#### [Collected data entries]
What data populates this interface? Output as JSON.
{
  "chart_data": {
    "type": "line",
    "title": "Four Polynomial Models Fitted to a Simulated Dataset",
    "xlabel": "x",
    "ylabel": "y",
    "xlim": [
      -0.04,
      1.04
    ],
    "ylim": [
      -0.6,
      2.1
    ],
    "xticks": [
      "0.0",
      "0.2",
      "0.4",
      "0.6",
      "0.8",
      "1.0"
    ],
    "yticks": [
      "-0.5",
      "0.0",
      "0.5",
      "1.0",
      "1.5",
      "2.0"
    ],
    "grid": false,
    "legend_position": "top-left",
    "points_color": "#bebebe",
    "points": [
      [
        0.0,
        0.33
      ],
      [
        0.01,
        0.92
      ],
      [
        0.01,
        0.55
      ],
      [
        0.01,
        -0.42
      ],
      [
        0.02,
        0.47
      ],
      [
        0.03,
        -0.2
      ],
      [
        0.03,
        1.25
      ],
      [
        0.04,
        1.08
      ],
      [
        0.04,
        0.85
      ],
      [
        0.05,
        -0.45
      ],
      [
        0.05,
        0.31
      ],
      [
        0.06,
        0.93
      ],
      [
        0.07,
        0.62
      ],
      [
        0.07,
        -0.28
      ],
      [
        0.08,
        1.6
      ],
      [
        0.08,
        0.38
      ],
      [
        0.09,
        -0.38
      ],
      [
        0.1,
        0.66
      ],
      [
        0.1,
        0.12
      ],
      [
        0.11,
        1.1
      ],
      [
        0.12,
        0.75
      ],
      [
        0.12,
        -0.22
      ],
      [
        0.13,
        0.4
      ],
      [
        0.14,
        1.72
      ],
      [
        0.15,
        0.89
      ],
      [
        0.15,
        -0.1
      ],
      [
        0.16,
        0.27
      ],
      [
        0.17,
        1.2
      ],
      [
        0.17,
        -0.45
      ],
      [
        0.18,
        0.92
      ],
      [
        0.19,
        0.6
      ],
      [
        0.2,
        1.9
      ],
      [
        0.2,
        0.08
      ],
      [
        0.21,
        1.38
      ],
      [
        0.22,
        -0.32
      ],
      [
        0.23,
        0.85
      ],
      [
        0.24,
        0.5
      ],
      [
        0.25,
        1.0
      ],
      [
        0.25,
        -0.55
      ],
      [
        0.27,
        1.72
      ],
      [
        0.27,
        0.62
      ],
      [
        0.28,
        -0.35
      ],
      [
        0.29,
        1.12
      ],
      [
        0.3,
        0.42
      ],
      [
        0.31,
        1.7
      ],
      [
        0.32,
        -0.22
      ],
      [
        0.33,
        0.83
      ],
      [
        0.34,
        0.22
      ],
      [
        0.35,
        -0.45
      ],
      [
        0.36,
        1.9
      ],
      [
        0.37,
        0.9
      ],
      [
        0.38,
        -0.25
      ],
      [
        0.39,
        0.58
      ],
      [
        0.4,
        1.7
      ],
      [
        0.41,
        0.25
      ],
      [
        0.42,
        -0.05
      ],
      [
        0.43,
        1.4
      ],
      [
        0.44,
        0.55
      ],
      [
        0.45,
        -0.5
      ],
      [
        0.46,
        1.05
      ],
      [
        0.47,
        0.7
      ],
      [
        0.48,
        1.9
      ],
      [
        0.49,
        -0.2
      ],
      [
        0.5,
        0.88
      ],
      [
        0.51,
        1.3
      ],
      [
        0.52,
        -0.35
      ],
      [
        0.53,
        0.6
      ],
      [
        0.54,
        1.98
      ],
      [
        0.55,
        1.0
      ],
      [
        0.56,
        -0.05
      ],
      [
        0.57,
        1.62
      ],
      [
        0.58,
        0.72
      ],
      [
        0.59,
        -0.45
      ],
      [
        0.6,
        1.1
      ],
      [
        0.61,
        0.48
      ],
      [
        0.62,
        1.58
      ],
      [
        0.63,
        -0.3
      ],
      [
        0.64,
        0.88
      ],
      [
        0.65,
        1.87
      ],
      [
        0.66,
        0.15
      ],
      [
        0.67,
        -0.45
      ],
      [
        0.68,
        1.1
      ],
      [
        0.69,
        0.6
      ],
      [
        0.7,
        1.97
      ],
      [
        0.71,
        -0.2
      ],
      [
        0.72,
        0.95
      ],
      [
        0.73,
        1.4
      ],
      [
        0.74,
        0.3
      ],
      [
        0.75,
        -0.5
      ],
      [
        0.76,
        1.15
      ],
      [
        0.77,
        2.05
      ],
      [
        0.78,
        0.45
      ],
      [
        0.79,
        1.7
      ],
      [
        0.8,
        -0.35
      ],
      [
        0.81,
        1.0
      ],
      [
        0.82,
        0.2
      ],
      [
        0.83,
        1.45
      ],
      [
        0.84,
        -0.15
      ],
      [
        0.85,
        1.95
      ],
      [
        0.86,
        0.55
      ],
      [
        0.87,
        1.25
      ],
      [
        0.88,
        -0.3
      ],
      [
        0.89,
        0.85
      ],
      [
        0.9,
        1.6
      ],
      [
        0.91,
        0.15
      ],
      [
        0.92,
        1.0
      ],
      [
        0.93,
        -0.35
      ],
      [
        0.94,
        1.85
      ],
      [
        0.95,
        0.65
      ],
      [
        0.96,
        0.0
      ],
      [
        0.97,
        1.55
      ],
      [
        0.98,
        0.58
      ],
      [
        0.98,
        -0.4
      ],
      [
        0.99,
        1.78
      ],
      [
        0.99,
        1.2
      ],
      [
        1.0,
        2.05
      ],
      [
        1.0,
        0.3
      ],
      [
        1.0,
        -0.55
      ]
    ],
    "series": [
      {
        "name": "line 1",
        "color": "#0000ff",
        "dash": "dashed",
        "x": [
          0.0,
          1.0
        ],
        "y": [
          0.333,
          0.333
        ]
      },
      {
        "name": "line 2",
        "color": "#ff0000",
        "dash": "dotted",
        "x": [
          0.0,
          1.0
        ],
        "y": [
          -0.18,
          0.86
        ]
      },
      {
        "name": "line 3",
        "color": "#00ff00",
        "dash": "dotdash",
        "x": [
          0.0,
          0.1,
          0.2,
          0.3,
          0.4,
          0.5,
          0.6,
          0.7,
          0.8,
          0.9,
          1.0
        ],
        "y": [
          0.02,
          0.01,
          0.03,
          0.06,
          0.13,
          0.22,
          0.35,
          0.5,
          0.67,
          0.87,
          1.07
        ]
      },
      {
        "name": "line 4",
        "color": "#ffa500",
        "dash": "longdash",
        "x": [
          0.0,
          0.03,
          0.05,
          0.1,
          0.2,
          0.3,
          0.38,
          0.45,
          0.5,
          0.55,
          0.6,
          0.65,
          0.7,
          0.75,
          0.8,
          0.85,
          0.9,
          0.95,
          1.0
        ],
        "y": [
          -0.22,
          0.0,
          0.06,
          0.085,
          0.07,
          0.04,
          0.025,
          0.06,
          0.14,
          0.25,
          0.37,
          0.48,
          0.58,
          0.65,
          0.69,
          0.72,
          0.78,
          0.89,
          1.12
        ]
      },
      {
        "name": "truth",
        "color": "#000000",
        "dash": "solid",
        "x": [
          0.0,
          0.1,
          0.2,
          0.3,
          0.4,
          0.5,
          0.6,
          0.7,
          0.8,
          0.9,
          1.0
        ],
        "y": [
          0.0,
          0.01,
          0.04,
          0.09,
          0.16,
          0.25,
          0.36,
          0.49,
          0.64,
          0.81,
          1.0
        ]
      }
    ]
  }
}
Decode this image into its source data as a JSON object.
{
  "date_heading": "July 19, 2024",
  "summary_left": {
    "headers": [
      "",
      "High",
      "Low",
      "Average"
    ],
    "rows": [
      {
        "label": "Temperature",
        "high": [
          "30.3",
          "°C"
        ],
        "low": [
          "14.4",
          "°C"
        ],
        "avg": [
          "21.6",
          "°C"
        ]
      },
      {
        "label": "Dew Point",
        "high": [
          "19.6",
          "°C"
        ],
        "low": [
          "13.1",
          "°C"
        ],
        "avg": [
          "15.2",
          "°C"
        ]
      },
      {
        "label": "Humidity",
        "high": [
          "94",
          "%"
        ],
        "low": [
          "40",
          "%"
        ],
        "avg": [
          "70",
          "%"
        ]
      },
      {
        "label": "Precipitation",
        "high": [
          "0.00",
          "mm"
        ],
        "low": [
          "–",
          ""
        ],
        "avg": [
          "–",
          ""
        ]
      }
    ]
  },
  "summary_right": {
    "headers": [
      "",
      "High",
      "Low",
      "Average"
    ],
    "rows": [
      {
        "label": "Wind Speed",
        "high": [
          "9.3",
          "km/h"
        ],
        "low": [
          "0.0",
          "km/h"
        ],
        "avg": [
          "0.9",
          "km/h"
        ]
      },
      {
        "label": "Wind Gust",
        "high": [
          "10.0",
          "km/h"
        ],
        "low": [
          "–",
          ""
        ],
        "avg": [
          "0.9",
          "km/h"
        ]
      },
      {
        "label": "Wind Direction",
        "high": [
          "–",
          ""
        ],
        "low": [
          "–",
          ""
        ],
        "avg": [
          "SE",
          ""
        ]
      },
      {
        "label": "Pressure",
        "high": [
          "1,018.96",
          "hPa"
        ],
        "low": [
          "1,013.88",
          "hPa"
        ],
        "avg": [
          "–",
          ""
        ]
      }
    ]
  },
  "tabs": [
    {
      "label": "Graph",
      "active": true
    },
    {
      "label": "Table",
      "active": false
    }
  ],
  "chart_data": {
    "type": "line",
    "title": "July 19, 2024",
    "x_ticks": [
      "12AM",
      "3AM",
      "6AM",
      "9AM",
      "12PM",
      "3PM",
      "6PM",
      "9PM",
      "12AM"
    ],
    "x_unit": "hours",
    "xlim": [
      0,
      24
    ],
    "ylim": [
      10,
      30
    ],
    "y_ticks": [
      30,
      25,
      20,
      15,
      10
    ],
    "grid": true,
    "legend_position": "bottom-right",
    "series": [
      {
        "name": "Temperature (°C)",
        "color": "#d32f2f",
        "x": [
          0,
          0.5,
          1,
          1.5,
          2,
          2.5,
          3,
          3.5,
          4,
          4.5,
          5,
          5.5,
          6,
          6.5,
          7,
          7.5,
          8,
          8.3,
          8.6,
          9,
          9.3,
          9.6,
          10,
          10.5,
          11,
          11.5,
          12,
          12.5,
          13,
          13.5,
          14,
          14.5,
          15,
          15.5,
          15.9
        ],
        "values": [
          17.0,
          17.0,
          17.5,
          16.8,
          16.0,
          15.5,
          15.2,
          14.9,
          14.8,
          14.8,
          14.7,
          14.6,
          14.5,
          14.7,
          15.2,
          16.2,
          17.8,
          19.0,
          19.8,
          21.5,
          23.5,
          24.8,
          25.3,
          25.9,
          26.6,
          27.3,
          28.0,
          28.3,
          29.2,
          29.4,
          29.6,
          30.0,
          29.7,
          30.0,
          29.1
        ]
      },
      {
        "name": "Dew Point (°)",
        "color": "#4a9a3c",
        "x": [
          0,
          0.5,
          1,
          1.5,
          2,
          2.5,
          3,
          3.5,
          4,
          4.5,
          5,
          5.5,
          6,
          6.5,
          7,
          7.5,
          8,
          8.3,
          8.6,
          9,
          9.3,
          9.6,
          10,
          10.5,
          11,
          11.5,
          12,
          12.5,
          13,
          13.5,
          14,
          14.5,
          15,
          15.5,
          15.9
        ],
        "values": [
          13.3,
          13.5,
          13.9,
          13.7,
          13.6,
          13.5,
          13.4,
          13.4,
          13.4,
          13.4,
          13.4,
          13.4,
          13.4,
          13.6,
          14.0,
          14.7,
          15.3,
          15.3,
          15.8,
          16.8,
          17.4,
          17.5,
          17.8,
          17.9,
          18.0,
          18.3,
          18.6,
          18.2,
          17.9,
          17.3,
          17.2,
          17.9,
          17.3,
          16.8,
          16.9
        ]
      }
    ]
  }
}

#### [DIRECTIONS FOR THIS TASK]
Which lines include the word "JSON"? Copy every one of them.

#### [SOLVED PROBLEM]
What data populates this interface? Output as JSON.
Decode this image into its source data as a JSON object.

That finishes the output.